Work to do –
Identify all lines in the listing that include the word "ɘɘɘɘɘɘɘɘ", and copy them out.

<<<<

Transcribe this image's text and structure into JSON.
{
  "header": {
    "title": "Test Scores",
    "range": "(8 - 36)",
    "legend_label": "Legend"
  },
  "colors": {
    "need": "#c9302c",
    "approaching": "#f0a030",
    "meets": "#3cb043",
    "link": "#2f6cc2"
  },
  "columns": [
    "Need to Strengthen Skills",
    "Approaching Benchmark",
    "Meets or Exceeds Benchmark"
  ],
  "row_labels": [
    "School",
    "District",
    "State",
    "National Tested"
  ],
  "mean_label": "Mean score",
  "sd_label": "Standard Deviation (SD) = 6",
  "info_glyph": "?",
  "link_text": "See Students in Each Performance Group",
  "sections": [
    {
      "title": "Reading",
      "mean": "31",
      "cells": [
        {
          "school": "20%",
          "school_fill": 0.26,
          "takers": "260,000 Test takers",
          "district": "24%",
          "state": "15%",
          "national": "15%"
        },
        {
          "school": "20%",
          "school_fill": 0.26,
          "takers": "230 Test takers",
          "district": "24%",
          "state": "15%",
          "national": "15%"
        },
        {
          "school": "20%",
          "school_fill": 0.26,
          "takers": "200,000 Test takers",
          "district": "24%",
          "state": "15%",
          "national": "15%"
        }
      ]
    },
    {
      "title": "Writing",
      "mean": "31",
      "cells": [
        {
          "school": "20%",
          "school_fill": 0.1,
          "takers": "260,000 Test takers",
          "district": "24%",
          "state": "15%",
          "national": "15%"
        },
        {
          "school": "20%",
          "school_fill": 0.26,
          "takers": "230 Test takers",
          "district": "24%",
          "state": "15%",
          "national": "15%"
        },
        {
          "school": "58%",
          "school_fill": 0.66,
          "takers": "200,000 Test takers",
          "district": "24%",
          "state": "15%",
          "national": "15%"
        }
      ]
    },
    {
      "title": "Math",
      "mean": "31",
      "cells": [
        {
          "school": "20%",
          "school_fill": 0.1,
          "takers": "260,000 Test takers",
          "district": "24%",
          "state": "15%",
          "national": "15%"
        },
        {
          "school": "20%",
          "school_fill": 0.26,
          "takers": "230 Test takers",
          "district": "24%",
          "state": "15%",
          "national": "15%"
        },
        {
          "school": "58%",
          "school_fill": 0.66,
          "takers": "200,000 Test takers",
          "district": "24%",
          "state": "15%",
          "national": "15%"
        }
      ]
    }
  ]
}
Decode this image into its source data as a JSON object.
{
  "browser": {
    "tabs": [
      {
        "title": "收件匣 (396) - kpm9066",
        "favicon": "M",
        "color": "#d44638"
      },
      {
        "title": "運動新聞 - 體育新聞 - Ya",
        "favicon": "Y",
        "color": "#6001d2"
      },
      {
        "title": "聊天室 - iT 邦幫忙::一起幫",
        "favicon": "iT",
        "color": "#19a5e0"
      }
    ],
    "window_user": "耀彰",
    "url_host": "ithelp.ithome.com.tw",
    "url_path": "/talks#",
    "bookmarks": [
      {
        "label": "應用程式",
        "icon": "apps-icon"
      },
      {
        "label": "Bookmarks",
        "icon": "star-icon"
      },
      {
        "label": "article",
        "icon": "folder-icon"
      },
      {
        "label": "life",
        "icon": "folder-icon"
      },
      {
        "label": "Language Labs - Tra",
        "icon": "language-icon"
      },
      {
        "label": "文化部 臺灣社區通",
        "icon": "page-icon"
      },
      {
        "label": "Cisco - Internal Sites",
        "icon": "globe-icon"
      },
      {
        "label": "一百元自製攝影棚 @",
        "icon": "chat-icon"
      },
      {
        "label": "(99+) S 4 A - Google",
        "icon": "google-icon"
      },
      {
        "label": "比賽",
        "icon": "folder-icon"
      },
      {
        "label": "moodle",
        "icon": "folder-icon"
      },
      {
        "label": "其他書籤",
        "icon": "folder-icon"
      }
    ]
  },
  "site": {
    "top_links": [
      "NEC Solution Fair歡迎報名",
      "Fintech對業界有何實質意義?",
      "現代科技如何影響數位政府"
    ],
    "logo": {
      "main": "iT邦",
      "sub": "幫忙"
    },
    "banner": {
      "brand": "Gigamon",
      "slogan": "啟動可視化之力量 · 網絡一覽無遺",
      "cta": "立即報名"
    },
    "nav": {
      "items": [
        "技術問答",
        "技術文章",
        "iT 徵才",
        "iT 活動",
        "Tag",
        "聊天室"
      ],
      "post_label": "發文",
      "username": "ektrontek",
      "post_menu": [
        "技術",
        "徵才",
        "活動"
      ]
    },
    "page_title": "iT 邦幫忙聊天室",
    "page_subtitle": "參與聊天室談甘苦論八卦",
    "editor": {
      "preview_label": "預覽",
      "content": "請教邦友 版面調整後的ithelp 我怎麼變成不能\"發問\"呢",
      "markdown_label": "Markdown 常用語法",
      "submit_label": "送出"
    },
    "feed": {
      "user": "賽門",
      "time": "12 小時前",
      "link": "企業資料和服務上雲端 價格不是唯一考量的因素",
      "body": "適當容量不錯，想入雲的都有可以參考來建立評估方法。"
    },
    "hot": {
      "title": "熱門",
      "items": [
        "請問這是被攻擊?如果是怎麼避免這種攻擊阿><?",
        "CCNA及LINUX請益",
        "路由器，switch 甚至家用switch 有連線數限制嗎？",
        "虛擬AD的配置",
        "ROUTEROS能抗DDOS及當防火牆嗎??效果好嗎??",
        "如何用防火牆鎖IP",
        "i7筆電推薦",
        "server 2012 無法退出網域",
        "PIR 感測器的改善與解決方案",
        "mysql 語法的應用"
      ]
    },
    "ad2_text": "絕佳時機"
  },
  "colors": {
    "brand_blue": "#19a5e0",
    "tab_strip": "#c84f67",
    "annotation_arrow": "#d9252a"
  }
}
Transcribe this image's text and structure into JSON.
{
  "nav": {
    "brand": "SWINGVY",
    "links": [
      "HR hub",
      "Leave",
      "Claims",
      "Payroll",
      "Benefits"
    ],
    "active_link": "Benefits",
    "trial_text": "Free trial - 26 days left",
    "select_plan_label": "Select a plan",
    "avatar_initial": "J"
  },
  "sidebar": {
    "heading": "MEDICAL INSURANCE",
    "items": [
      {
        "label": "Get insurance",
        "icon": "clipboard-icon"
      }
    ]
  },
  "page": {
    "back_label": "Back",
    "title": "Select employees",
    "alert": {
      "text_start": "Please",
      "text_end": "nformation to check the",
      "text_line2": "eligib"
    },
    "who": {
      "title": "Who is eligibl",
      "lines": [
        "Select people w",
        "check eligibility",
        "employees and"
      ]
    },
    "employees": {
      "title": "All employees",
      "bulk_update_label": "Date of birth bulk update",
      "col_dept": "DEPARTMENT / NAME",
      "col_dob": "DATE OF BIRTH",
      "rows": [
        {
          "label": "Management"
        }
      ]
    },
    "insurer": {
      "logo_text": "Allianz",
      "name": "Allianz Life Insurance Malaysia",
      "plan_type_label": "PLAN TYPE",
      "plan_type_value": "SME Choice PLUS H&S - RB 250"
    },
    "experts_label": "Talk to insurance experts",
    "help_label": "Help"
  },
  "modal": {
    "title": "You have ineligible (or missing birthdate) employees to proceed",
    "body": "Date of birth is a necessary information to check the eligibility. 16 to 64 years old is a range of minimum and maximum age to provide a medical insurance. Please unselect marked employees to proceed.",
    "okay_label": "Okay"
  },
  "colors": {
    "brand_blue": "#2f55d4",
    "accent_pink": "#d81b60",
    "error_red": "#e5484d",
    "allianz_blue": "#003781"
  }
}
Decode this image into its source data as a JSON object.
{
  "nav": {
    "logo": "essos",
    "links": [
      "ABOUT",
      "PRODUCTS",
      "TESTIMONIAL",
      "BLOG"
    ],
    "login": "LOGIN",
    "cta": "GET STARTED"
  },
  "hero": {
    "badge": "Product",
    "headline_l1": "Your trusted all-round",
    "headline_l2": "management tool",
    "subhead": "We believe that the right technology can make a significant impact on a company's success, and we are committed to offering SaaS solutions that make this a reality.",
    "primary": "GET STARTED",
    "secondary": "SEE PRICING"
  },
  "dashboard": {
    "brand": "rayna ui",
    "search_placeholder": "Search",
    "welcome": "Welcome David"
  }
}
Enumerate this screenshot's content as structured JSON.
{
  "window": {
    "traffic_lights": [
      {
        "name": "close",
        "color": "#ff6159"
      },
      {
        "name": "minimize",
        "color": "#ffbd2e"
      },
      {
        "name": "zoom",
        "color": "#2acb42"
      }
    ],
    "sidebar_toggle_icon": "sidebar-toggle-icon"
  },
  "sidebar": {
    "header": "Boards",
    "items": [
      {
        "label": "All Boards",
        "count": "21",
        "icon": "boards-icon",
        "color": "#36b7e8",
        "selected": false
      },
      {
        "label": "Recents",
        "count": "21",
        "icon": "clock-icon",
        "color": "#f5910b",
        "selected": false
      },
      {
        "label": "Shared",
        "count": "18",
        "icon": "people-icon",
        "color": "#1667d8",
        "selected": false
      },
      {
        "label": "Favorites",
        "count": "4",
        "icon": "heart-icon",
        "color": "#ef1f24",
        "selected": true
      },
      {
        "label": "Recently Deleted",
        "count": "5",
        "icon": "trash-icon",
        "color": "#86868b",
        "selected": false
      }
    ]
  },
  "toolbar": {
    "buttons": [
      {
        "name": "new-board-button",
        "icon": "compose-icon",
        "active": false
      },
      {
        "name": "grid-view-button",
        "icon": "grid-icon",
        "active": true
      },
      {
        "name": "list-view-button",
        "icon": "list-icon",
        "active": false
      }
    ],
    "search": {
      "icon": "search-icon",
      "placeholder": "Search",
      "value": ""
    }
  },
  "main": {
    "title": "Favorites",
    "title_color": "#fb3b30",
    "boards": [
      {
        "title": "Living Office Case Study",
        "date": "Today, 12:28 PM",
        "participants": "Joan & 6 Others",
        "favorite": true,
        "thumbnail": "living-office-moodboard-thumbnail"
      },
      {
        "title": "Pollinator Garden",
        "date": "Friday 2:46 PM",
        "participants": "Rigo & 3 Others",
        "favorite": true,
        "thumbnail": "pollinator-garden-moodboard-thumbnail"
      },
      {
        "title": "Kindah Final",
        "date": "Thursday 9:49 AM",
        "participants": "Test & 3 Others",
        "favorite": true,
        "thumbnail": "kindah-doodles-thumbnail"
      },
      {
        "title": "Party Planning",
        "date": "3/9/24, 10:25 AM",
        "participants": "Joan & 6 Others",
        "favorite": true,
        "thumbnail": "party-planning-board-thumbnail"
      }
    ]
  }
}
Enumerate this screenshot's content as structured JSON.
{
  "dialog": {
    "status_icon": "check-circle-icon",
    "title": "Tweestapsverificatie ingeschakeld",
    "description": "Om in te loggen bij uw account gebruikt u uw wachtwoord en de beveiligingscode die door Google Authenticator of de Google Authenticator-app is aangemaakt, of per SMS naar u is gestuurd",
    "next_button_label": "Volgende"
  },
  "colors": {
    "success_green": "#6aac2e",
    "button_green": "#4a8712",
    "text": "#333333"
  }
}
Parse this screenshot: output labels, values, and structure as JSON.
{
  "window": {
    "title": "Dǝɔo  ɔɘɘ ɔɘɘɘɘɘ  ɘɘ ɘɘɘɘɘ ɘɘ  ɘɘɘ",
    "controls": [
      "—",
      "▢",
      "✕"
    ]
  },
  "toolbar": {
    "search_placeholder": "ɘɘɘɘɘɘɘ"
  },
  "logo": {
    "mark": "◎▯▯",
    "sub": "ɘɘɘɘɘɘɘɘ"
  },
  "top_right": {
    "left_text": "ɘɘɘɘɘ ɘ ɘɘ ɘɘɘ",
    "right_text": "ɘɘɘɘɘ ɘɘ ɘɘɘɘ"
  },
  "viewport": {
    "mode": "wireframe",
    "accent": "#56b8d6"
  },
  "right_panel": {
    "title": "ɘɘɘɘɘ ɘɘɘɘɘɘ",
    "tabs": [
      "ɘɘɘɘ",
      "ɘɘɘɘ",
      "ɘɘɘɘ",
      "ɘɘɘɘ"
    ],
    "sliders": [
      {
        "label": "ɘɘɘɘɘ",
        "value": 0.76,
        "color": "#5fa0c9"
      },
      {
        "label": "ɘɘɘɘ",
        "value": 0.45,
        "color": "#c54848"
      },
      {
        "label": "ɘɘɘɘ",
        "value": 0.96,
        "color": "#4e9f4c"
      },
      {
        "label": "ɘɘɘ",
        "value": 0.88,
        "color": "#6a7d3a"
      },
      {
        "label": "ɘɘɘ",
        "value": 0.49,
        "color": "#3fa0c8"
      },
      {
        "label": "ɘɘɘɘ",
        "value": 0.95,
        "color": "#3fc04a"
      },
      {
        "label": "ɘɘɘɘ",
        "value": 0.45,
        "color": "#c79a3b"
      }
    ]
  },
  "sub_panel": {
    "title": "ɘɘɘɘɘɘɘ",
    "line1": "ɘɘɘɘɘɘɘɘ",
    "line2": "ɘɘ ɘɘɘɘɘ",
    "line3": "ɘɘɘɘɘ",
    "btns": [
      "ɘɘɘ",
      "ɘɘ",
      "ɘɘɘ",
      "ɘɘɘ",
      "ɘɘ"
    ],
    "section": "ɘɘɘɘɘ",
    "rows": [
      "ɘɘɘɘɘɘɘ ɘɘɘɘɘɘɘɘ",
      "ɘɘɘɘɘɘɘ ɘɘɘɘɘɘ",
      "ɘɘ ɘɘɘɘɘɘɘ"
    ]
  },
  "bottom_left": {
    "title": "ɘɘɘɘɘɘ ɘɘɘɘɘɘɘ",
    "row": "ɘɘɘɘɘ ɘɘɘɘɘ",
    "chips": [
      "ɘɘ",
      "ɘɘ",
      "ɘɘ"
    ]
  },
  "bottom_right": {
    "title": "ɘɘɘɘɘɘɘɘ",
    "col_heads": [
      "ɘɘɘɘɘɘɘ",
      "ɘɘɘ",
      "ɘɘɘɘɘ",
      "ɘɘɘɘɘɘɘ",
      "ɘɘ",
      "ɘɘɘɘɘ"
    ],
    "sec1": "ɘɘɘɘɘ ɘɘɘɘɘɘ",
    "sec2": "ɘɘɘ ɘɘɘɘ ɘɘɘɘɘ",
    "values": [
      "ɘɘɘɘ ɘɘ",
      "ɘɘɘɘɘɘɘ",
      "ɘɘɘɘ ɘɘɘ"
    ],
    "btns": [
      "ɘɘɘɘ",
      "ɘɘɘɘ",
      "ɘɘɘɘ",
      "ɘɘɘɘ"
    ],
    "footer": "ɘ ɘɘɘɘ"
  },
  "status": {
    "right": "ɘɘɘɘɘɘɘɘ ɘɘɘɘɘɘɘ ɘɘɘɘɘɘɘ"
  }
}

>>>>

The response –
    "sub": "ɘɘɘɘɘɘɘɘ"
    "line1": "ɘɘɘɘɘɘɘɘ",
      "ɘɘɘɘɘɘɘ ɘɘɘɘɘɘɘɘ",
    "title": "ɘɘɘɘɘɘɘɘ",
    "right": "ɘɘɘɘɘɘɘɘ ɘɘɘɘɘɘɘ ɘɘɘɘɘɘɘ"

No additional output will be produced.